◆ **WHAT IS ASKED**:
The records that follow need to be output exactly as they are.
** begin **
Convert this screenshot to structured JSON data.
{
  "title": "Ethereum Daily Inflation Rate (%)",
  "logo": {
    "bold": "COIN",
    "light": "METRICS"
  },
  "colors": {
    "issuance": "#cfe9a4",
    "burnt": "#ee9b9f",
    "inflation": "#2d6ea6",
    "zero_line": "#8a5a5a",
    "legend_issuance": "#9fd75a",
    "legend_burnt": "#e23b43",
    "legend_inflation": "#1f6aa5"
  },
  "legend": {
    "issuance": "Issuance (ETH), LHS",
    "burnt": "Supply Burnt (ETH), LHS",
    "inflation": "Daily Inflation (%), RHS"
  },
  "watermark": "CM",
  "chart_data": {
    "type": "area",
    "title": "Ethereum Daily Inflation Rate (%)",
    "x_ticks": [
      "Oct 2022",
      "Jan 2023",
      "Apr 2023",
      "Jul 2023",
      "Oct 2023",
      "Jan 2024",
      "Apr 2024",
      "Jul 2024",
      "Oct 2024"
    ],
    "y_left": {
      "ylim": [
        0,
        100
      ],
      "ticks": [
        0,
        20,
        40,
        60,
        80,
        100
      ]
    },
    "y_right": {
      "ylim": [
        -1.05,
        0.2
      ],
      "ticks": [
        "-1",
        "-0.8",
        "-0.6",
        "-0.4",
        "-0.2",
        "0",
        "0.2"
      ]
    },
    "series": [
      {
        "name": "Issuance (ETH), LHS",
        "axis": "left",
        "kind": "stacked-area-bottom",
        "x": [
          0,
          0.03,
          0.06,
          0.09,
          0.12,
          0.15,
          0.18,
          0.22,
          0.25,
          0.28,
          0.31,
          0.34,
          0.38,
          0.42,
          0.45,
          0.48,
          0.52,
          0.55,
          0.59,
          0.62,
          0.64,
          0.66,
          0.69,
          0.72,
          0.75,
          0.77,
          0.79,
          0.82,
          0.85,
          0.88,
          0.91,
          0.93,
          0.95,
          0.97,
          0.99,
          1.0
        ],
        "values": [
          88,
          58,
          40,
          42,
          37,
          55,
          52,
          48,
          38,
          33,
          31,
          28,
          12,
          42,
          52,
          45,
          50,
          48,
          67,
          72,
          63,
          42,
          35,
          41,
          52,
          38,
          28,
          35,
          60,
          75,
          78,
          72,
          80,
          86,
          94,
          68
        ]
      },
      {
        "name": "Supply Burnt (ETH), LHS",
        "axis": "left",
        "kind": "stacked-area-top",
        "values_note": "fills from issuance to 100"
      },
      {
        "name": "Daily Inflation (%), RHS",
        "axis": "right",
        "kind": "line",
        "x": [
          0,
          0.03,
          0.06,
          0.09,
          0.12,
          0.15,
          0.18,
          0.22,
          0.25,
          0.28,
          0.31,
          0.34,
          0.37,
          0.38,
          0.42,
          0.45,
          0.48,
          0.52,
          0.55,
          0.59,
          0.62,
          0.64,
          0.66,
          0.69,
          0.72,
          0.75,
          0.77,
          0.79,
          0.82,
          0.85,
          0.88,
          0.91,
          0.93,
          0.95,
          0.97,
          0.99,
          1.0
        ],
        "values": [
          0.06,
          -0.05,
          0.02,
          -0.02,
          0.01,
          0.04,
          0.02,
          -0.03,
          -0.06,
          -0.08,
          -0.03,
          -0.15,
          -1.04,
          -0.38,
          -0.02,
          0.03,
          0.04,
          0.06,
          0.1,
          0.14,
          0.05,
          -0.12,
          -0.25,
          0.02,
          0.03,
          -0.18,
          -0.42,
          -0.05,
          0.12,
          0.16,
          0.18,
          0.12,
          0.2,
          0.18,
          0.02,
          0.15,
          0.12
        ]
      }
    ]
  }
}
** end **
◆ **COMPLETED EXERCISE**:
Convert this screenshot to structured JSON data.
{
  "title": "Ethereum Daily Inflation Rate (%)",
  "logo": {
    "bold": "COIN",
    "light": "METRICS"
  },
  "colors": {
    "issuance": "#cfe9a4",
    "burnt": "#ee9b9f",
    "inflation": "#2d6ea6",
    "zero_line": "#8a5a5a",
    "legend_issuance": "#9fd75a",
    "legend_burnt": "#e23b43",
    "legend_inflation": "#1f6aa5"
  },
  "legend": {
    "issuance": "Issuance (ETH), LHS",
    "burnt": "Supply Burnt (ETH), LHS",
    "inflation": "Daily Inflation (%), RHS"
  },
  "watermark": "CM",
  "chart_data": {
    "type": "area",
    "title": "Ethereum Daily Inflation Rate (%)",
    "x_ticks": [
      "Oct 2022",
      "Jan 2023",
      "Apr 2023",
      "Jul 2023",
      "Oct 2023",
      "Jan 2024",
      "Apr 2024",
      "Jul 2024",
      "Oct 2024"
    ],
    "y_left": {
      "ylim": [
        0,
        100
      ],
      "ticks": [
        0,
        20,
        40,
        60,
        80,
        100
      ]
    },
    "y_right": {
      "ylim": [
        -1.05,
        0.2
      ],
      "ticks": [
        "-1",
        "-0.8",
        "-0.6",
        "-0.4",
        "-0.2",
        "0",
        "0.2"
      ]
    },
    "series": [
      {
        "name": "Issuance (ETH), LHS",
        "axis": "left",
        "kind": "stacked-area-bottom",
        "x": [
          0,
          0.03,
          0.06,
          0.09,
          0.12,
          0.15,
          0.18,
          0.22,
          0.25,
          0.28,
          0.31,
          0.34,
          0.38,
          0.42,
          0.45,
          0.48,
          0.52,
          0.55,
          0.59,
          0.62,
          0.64,
          0.66,
          0.69,
          0.72,
          0.75,
          0.77,
          0.79,
          0.82,
          0.85,
          0.88,
          0.91,
          0.93,
          0.95,
          0.97,
          0.99,
          1.0
        ],
        "values": [
          88,
          58,
          40,
          42,
          37,
          55,
          52,
          48,
          38,
          33,
          31,
          28,
          12,
          42,
          52,
          45,
          50,
          48,
          67,
          72,
          63,
          42,
          35,
          41,
          52,
          38,
          28,
          35,
          60,
          75,
          78,
          72,
          80,
          86,
          94,
          68
        ]
      },
      {
        "name": "Supply Burnt (ETH), LHS",
        "axis": "left",
        "kind": "stacked-area-top",
        "values_note": "fills from issuance to 100"
      },
      {
        "name": "Daily Inflation (%), RHS",
        "axis": "right",
        "kind": "line",
        "x": [
          0,
          0.03,
          0.06,
          0.09,
          0.12,
          0.15,
          0.18,
          0.22,
          0.25,
          0.28,
          0.31,
          0.34,
          0.37,
          0.38,
          0.42,
          0.45,
          0.48,
          0.52,
          0.55,
          0.59,
          0.62,
          0.64,
          0.66,
          0.69,
          0.72,
          0.75,
          0.77,
          0.79,
          0.82,
          0.85,
          0.88,
          0.91,
          0.93,
          0.95,
          0.97,
          0.99,
          1.0
        ],
        "values": [
          0.06,
          -0.05,
          0.02,
          -0.02,
          0.01,
          0.04,
          0.02,
          -0.03,
          -0.06,
          -0.08,
          -0.03,
          -0.15,
          -1.04,
          -0.38,
          -0.02,
          0.03,
          0.04,
          0.06,
          0.1,
          0.14,
          0.05,
          -0.12,
          -0.25,
          0.02,
          0.03,
          -0.18,
          -0.42,
          -0.05,
          0.12,
          0.16,
          0.18,
          0.12,
          0.2,
          0.18,
          0.02,
          0.15,
          0.12
        ]
      }
    ]
  }
}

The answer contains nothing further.